*TASK TO COMPLETE*
Gather every line in the records below that contains the word "борща".

Records about charts and figures:
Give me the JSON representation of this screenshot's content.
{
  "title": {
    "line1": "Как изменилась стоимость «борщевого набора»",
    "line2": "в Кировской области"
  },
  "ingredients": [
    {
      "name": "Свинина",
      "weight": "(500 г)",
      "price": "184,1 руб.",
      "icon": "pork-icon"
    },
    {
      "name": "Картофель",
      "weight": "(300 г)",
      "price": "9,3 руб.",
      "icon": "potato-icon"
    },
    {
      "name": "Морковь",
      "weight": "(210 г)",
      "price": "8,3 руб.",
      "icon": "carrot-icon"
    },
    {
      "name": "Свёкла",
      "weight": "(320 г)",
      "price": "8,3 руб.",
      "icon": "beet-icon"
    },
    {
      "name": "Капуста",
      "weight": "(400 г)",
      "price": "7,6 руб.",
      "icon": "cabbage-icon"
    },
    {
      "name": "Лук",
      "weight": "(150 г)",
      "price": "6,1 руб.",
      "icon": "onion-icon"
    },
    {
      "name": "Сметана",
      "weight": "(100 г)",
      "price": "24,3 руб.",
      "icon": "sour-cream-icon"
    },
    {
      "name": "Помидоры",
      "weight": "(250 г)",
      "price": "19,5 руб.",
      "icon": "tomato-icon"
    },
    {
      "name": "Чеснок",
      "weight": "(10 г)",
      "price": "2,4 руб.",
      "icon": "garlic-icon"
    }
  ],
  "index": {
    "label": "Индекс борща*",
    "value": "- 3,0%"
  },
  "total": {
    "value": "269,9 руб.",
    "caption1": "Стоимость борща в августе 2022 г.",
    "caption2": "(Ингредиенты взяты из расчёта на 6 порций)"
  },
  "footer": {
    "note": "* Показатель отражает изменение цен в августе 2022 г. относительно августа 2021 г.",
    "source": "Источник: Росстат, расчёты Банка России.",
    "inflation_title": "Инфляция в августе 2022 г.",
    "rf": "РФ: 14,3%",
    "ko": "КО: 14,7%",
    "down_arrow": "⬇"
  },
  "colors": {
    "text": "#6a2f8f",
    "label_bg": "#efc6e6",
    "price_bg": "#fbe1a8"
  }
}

==

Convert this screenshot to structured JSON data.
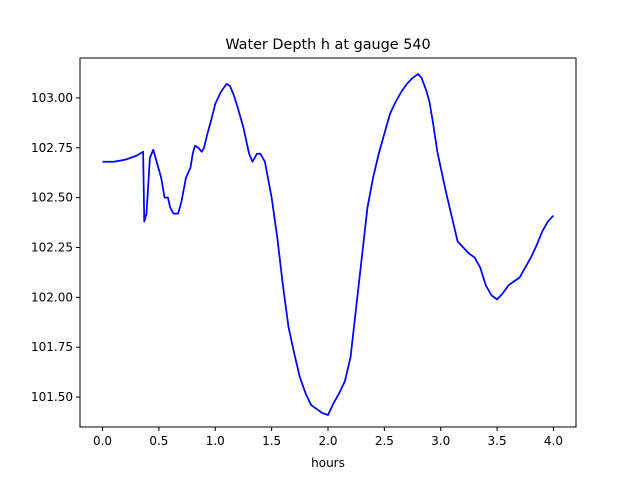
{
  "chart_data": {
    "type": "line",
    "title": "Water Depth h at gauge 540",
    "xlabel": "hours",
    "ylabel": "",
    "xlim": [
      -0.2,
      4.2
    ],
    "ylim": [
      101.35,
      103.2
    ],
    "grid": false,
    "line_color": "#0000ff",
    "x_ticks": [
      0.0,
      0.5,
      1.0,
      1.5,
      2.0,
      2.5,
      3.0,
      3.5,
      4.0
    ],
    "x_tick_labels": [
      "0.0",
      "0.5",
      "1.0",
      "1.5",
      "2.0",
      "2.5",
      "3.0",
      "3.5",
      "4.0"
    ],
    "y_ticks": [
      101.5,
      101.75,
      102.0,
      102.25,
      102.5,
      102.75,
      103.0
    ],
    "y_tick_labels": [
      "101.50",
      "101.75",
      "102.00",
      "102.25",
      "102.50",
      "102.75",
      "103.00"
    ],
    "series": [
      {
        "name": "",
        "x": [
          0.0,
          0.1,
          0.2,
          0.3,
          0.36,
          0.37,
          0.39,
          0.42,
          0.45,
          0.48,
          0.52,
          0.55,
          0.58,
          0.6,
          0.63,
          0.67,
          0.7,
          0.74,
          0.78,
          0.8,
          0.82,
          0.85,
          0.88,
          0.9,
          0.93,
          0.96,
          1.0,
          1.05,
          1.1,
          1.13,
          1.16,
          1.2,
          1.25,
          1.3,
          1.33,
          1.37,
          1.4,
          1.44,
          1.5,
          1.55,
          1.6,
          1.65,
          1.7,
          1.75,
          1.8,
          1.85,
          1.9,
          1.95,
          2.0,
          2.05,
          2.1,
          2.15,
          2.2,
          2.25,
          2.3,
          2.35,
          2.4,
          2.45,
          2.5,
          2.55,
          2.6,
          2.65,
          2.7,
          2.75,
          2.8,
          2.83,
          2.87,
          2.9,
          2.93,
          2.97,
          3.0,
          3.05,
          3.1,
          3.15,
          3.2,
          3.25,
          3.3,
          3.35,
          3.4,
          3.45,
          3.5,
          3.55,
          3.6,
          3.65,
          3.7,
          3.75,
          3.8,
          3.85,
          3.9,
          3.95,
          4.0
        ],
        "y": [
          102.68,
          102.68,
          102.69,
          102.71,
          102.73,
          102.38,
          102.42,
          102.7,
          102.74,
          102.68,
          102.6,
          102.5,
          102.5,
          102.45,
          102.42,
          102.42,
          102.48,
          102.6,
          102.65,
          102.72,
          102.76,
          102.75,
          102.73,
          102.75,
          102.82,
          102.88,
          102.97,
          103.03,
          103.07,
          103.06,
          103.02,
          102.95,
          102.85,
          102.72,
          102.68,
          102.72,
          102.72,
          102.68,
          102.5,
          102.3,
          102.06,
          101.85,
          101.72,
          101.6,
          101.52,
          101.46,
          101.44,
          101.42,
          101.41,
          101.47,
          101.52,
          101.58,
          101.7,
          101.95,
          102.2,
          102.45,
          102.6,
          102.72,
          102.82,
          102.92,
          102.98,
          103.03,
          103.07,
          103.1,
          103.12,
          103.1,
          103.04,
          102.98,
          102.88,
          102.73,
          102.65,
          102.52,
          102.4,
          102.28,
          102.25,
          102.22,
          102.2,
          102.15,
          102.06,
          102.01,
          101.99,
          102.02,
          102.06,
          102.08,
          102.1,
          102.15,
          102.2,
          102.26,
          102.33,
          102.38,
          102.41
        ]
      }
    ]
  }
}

*EXERCISE RESPONSE*
    "label": "Индекс борща*",
    "caption1": "Стоимость борща в августе 2022 г.",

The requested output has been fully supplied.